[EXERCISE TASK]
Extract every line below that contains the word "dualidad".

[STORED ROWS]
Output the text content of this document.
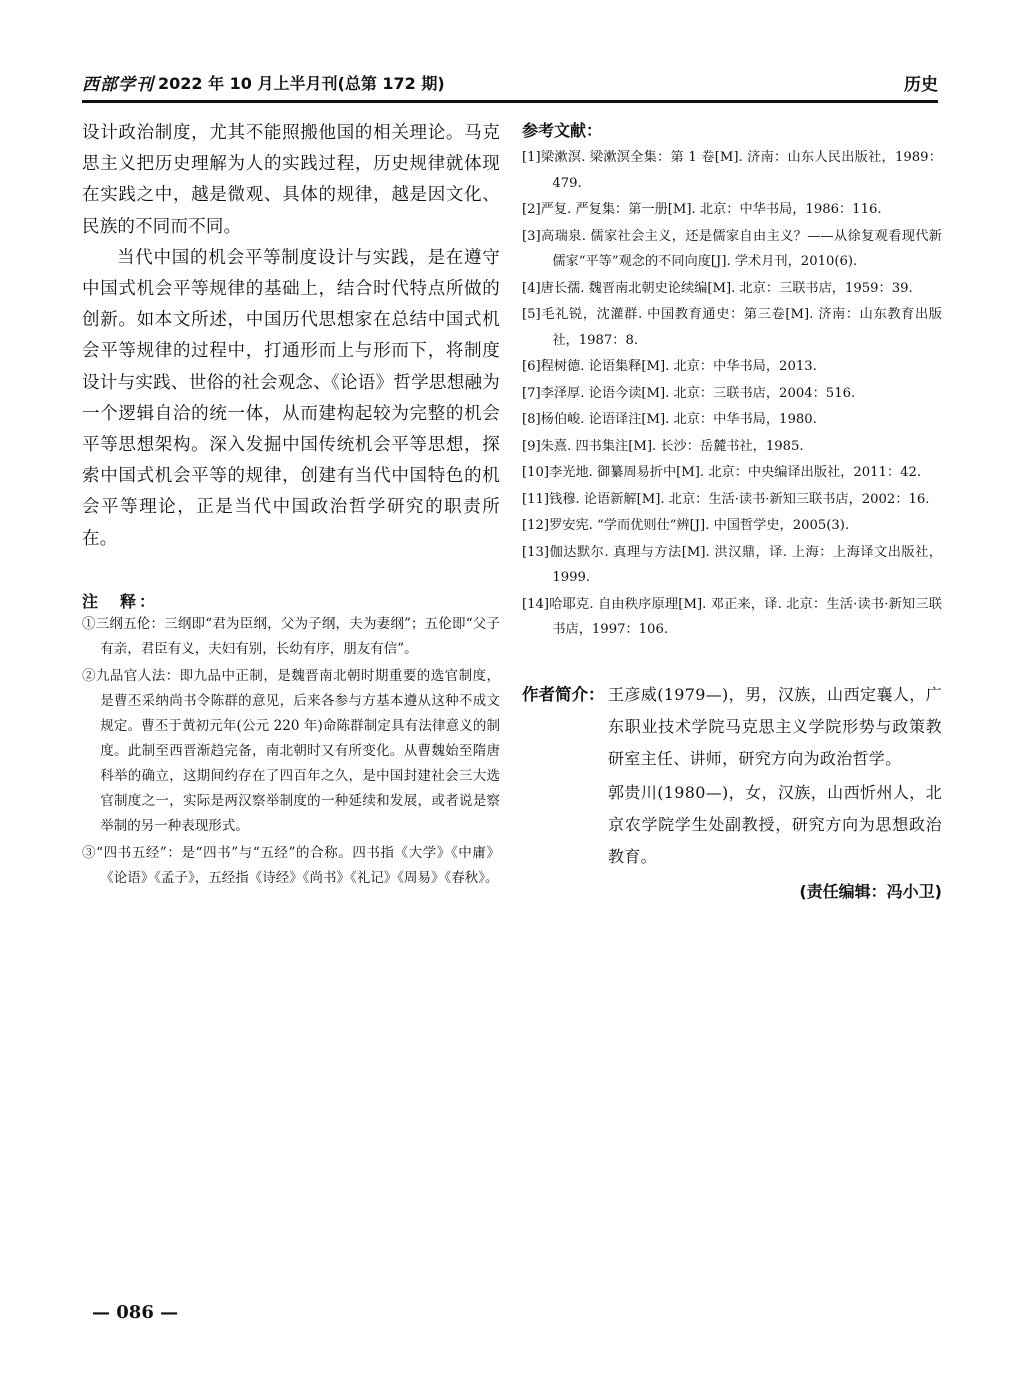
西部学刊 2022 年 10 月上半月刊(总第 172 期)	历史

设计政治制度，尤其不能照搬他国的相关理论。马克思主义把历史理解为人的实践过程，历史规律就体现在实践之中，越是微观、具体的规律，越是因文化、民族的不同而不同。

当代中国的机会平等制度设计与实践，是在遵守中国式机会平等规律的基础上，结合时代特点所做的创新。如本文所述，中国历代思想家在总结中国式机会平等规律的过程中，打通形而上与形而下，将制度设计与实践、世俗的社会观念、《论语》哲学思想融为一个逻辑自洽的统一体，从而建构起较为完整的机会平等思想架构。深入发掘中国传统机会平等思想，探索中国式机会平等的规律，创建有当代中国特色的机会平等理论，正是当代中国政治哲学研究的职责所在。

注　释：

①三纲五伦：三纲即“君为臣纲，父为子纲，夫为妻纲”；五伦即“父子有亲，君臣有义，夫妇有别，长幼有序，朋友有信”。

②九品官人法：即九品中正制，是魏晋南北朝时期重要的选官制度，是曹丕采纳尚书令陈群的意见，后来各参与方基本遵从这种不成文规定。曹丕于黄初元年(公元 220 年)命陈群制定具有法律意义的制度。此制至西晋渐趋完备，南北朝时又有所变化。从曹魏始至隋唐科举的确立，这期间约存在了四百年之久，是中国封建社会三大选官制度之一，实际是两汉察举制度的一种延续和发展，或者说是察举制的另一种表现形式。

③“四书五经”：是“四书”与“五经”的合称。四书指《大学》《中庸》《论语》《孟子》，五经指《诗经》《尚书》《礼记》《周易》《春秋》。

参考文献：

[1]梁漱溟. 梁漱溟全集：第 1 卷[M]. 济南：山东人民出版社，1989：479.

[2]严复. 严复集：第一册[M]. 北京：中华书局，1986：116.

[3]高瑞泉. 儒家社会主义，还是儒家自由主义？——从徐复观看现代新儒家“平等”观念的不同向度[J]. 学术月刊，2010(6).

[4]唐长孺. 魏晋南北朝史论续编[M]. 北京：三联书店，1959：39.

[5]毛礼锐，沈灌群. 中国教育通史：第三卷[M]. 济南：山东教育出版社，1987：8.

[6]程树德. 论语集释[M]. 北京：中华书局，2013.

[7]李泽厚. 论语今读[M]. 北京：三联书店，2004：516.

[8]杨伯峻. 论语译注[M]. 北京：中华书局，1980.

[9]朱熹. 四书集注[M]. 长沙：岳麓书社，1985.

[10]李光地. 御纂周易折中[M]. 北京：中央编译出版社，2011：42.

[11]钱穆. 论语新解[M]. 北京：生活·读书·新知三联书店，2002：16.

[12]罗安宪. “学而优则仕”辨[J]. 中国哲学史，2005(3).

[13]伽达默尔. 真理与方法[M]. 洪汉鼎，译. 上海：上海译文出版社，1999.

[14]哈耶克. 自由秩序原理[M]. 邓正来，译. 北京：生活·读书·新知三联书店，1997：106.

作者简介： 王彦威(1979—)，男，汉族，山西定襄人，广东职业技术学院马克思主义学院形势与政策教研室主任、讲师，研究方向为政治哲学。

郭贵川(1980—)，女，汉族，山西忻州人，北京农学院学生处副教授，研究方向为思想政治教育。

(责任编辑：冯小卫)
— 086 —
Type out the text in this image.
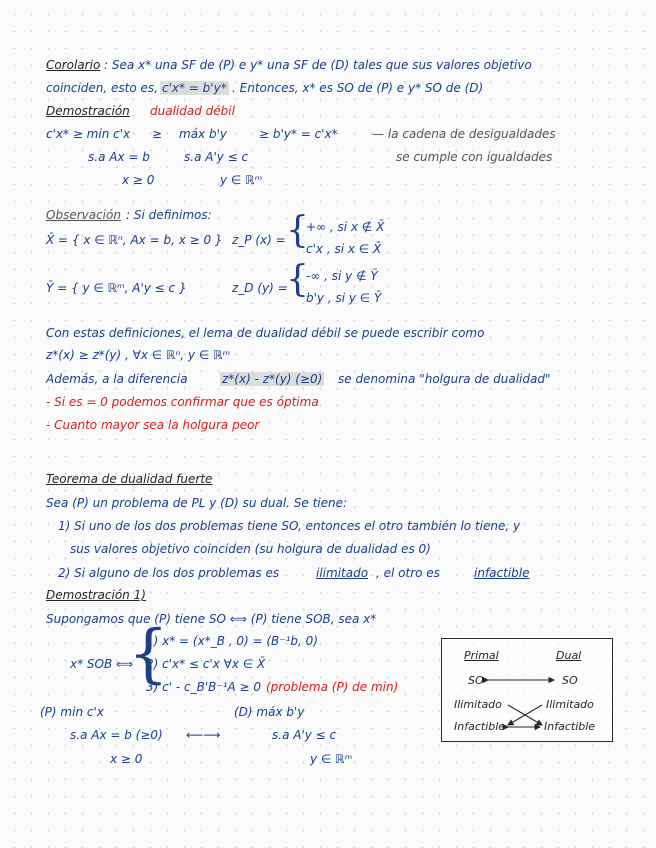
Corolario : Sea x* una SF de (P) e y* una SF de (D) tales que sus valores objetivo
coinciden, esto es, c'x* = b'y* . Entonces, x* es SO de (P) e y* SO de (D)
Demostración dualidad débil
c'x* ≥ min c'x ≥ máx b'y	≥ b'y* = c'x*	— la cadena de desigualdades
s.a Ax = b	s.a A'y ≤ c	se cumple con igualdades
x ≥ 0	y ∈ ℝᵐ
Observación : Si definimos:
X̄ = { x ∈ ℝⁿ, Ax = b, x ≥ 0 } z_P (x) = {
+∞ , si x ∉ X̄
c'x , si x ∈ X̄
Ȳ = { y ∈ ℝᵐ, A'y ≤ c }	z_D (y) =
{
-∞ , si y ∉ Ȳ
b'y , si y ∈ Ȳ
Con estas definiciones, el lema de dualidad débil se puede escribir como
z*(x) ≥ z*(y) , ∀x ∈ ℝⁿ, y ∈ ℝᵐ
Además, a la diferencia	z*(x) - z*(y) (≥0) se denomina "holgura de dualidad"
- Si es = 0 podemos confirmar que es óptima
- Cuanto mayor sea la holgura peor
Teorema de dualidad fuerte
Sea (P) un problema de PL y (D) su dual. Se tiene:
1) Si uno de los dos problemas tiene SO, entonces el otro también lo tiene, y
sus valores objetivo coinciden (su holgura de dualidad es 0)
2) Si alguno de los dos problemas es	ilimitado , el otro es	infactible
Demostración 1)
Supongamos que (P) tiene SO ⟺ (P) tiene SOB, sea x*
x* SOB ⟺
{
1) x* = (x*_B , 0) = (B⁻¹b, 0)
2) c'x* ≤ c'x ∀x ∈ X̄
3) c' - c_B'B⁻¹A ≥ 0 (problema (P) de min)
(P) min c'x
s.a Ax = b (≥0) ⟵⟶
x ≥ 0
(D) máx b'y
s.a A'y ≤ c
y ∈ ℝᵐ
Primal	Dual
SO	SO
Ilimitado	Ilimitado
Infactible	Infactible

[FINAL ANSWER]
Demostración dualidad débil
Con estas definiciones, el lema de dualidad débil se puede escribir como
Además, a la diferencia	z*(x) - z*(y) (≥0) se denomina "holgura de dualidad"
Teorema de dualidad fuerte
sus valores objetivo coinciden (su holgura de dualidad es 0)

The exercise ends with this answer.